--- Supplied data ---
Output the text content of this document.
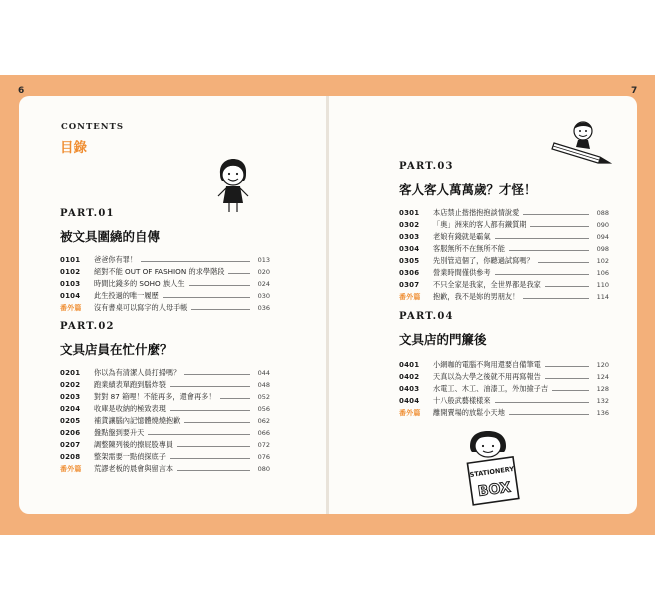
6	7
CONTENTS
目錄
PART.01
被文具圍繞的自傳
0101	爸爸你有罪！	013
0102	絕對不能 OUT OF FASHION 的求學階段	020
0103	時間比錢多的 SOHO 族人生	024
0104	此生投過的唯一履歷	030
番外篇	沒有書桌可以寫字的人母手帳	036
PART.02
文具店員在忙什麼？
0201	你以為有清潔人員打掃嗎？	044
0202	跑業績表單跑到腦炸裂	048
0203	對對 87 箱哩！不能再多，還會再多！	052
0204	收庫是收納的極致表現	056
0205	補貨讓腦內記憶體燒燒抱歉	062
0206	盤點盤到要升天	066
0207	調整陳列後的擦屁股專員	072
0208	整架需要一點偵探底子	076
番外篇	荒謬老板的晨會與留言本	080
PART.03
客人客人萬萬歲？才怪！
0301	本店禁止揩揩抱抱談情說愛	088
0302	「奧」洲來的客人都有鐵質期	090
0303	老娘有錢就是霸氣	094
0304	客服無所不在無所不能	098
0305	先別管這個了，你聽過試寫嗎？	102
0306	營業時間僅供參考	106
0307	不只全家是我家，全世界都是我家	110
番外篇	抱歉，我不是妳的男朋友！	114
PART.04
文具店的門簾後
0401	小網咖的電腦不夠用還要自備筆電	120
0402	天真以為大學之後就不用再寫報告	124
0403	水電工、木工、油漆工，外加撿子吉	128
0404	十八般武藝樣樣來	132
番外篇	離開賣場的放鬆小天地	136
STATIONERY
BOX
---
#### Problem statement:
Restate the records above in full, word for word. Keep pictures out.

#### Exercise answer:
Output the text content of this document.
6	7
CONTENTS
目錄
PART.01
被文具圍繞的自傳
0101	爸爸你有罪！	013
0102	絕對不能 OUT OF FASHION 的求學階段	020
0103	時間比錢多的 SOHO 族人生	024
0104	此生投過的唯一履歷	030
番外篇	沒有書桌可以寫字的人母手帳	036
PART.02
文具店員在忙什麼？
0201	你以為有清潔人員打掃嗎？	044
0202	跑業績表單跑到腦炸裂	048
0203	對對 87 箱哩！不能再多，還會再多！	052
0204	收庫是收納的極致表現	056
0205	補貨讓腦內記憶體燒燒抱歉	062
0206	盤點盤到要升天	066
0207	調整陳列後的擦屁股專員	072
0208	整架需要一點偵探底子	076
番外篇	荒謬老板的晨會與留言本	080
PART.03
客人客人萬萬歲？才怪！
0301	本店禁止揩揩抱抱談情說愛	088
0302	「奧」洲來的客人都有鐵質期	090
0303	老娘有錢就是霸氣	094
0304	客服無所不在無所不能	098
0305	先別管這個了，你聽過試寫嗎？	102
0306	營業時間僅供參考	106
0307	不只全家是我家，全世界都是我家	110
番外篇	抱歉，我不是妳的男朋友！	114
PART.04
文具店的門簾後
0401	小網咖的電腦不夠用還要自備筆電	120
0402	天真以為大學之後就不用再寫報告	124
0403	水電工、木工、油漆工，外加撿子吉	128
0404	十八般武藝樣樣來	132
番外篇	離開賣場的放鬆小天地	136
STATIONERY
BOX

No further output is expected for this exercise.